[Items listed in a dataset]

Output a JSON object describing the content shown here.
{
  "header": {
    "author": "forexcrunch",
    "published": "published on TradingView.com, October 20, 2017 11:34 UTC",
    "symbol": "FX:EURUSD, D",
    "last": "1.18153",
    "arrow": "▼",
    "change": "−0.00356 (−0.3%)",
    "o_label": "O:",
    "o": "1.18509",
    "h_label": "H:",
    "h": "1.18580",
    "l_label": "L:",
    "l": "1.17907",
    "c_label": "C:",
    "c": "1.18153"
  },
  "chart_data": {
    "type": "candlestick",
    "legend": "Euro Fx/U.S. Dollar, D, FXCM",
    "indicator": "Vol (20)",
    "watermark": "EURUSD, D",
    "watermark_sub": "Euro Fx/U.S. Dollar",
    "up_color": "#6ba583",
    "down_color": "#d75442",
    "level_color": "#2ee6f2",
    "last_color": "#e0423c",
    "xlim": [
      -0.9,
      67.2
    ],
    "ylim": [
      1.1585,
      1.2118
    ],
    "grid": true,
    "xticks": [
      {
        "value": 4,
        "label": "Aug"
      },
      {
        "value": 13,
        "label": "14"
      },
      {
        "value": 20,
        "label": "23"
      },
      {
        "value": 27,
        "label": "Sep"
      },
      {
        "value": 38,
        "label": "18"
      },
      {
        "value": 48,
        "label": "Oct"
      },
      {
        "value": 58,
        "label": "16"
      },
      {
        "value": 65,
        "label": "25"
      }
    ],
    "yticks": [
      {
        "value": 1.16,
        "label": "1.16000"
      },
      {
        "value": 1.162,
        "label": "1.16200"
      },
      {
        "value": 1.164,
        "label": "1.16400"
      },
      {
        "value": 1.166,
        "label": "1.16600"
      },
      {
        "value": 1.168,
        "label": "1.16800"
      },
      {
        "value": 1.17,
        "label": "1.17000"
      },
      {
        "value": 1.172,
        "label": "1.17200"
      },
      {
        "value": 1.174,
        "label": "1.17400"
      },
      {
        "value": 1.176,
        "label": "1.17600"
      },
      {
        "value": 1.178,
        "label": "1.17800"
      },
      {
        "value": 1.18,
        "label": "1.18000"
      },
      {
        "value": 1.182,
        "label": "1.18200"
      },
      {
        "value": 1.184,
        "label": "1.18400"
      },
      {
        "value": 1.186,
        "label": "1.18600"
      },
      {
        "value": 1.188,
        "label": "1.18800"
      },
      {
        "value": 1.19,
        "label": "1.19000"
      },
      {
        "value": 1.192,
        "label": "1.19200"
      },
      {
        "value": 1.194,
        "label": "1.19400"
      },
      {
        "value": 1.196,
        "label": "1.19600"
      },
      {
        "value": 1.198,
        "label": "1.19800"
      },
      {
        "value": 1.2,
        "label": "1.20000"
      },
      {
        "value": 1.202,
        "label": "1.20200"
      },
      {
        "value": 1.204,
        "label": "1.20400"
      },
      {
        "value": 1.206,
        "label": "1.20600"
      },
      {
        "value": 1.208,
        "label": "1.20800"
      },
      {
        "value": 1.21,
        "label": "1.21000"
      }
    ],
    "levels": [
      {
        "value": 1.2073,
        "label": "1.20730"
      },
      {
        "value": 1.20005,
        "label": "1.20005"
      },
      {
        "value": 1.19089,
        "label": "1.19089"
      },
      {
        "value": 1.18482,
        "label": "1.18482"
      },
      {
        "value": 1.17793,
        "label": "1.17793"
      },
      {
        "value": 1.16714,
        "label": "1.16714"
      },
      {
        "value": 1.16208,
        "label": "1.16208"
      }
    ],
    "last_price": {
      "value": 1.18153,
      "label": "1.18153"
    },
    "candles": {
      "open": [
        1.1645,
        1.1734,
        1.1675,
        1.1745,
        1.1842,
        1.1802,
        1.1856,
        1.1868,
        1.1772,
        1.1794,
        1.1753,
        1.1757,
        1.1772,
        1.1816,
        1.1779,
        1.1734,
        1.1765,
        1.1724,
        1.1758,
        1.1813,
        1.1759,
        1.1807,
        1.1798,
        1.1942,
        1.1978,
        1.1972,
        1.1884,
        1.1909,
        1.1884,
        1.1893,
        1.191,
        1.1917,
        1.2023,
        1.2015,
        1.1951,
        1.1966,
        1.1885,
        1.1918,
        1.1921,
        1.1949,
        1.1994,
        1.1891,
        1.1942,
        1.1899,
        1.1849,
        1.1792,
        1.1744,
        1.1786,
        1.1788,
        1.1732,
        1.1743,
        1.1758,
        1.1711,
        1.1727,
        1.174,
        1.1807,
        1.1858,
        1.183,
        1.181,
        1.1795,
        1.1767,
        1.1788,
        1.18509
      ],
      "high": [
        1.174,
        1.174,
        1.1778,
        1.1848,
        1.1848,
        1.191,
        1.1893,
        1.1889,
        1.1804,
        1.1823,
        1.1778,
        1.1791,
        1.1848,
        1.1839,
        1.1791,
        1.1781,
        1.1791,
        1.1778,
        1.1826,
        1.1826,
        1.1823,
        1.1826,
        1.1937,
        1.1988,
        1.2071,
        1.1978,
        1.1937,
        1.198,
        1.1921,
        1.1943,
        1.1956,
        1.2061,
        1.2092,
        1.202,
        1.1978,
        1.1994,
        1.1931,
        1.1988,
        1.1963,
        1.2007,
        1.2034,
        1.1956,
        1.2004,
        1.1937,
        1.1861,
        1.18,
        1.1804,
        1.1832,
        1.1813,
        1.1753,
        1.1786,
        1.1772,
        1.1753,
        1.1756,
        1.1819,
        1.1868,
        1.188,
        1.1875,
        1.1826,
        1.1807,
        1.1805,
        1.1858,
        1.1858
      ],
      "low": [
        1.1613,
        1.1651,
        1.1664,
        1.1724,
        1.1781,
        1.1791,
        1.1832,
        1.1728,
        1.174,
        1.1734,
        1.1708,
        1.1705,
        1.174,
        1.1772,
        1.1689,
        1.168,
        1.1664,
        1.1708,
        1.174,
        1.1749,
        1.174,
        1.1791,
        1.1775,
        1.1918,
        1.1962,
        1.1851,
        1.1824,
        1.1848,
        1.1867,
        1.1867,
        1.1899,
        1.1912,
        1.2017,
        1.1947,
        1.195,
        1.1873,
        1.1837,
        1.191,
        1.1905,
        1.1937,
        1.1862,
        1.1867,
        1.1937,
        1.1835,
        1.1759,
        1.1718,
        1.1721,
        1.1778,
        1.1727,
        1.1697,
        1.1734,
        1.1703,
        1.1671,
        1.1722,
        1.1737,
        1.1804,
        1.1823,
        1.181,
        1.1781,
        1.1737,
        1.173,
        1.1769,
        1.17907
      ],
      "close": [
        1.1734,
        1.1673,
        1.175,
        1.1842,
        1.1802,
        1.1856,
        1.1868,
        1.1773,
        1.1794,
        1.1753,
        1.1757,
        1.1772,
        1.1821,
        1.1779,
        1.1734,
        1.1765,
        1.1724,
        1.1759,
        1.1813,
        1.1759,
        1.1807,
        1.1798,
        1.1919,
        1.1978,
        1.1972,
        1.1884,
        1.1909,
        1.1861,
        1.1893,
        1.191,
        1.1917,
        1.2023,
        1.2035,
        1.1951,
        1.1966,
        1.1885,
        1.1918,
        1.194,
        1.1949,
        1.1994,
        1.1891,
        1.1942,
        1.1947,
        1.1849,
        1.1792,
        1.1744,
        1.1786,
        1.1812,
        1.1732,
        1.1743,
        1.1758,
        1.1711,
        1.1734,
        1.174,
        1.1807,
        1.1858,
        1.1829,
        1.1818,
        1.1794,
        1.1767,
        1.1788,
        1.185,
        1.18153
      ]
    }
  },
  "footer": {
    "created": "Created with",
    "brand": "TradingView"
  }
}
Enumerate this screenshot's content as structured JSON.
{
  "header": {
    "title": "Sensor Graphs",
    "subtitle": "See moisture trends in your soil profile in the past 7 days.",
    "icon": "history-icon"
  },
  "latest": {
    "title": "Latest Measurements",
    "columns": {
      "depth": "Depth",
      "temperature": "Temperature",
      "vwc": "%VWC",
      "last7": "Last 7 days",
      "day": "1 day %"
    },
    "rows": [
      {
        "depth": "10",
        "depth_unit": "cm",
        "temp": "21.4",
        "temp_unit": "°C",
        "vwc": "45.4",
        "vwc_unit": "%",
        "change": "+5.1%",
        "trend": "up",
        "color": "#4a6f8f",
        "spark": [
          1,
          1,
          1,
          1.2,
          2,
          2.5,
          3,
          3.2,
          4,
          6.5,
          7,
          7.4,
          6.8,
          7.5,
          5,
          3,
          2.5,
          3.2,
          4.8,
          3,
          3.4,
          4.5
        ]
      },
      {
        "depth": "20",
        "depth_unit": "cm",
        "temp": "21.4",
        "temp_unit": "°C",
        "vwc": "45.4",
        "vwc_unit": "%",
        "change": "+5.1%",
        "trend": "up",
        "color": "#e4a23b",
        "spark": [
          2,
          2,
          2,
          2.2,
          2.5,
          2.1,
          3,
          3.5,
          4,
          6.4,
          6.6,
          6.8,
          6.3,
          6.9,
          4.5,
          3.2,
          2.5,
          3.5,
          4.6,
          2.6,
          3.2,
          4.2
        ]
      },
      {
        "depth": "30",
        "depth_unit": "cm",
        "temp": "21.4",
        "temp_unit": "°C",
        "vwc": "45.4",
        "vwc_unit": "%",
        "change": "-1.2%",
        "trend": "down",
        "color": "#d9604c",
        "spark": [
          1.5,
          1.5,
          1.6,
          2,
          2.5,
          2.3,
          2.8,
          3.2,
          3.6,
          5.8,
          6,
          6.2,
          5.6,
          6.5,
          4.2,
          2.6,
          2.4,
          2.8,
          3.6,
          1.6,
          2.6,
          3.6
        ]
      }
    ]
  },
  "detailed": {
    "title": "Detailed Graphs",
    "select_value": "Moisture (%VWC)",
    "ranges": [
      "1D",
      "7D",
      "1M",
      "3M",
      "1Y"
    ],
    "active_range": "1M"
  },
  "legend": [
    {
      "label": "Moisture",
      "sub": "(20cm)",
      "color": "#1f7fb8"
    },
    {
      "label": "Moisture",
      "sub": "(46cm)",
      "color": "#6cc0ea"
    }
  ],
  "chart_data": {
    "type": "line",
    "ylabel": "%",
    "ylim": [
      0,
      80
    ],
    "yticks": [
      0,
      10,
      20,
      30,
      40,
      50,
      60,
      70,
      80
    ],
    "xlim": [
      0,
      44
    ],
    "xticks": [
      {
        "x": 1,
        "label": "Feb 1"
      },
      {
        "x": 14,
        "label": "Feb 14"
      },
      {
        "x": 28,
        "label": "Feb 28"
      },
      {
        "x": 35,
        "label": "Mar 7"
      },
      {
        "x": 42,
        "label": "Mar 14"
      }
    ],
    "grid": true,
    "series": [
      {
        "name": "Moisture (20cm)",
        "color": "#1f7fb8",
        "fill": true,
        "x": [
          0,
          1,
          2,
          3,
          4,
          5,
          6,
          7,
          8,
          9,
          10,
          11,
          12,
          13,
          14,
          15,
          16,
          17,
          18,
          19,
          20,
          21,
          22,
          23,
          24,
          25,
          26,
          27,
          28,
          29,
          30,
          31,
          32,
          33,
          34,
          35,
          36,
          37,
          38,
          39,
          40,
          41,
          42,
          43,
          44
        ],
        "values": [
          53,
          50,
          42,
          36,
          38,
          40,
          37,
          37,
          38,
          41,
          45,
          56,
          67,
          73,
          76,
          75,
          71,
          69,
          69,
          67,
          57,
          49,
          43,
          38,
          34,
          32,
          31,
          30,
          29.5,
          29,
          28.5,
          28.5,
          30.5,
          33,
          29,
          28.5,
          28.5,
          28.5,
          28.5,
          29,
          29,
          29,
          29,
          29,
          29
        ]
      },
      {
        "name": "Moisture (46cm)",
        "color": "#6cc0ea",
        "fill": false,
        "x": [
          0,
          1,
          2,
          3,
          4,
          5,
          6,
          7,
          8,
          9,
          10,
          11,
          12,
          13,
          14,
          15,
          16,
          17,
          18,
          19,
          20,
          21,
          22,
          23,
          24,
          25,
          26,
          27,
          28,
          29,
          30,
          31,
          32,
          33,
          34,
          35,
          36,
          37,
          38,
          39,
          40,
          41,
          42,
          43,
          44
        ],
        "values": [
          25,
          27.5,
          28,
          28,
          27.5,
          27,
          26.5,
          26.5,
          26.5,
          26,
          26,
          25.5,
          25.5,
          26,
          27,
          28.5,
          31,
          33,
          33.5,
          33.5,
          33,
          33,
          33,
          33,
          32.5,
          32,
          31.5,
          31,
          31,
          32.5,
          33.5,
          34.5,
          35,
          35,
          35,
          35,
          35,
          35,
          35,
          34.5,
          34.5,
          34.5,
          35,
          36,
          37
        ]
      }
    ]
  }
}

▶ _What is required_
Copy all lines from the listing that contain "JSON".

▶ _Task answer_
Output a JSON object describing the content shown here.
Enumerate this screenshot's content as structured JSON.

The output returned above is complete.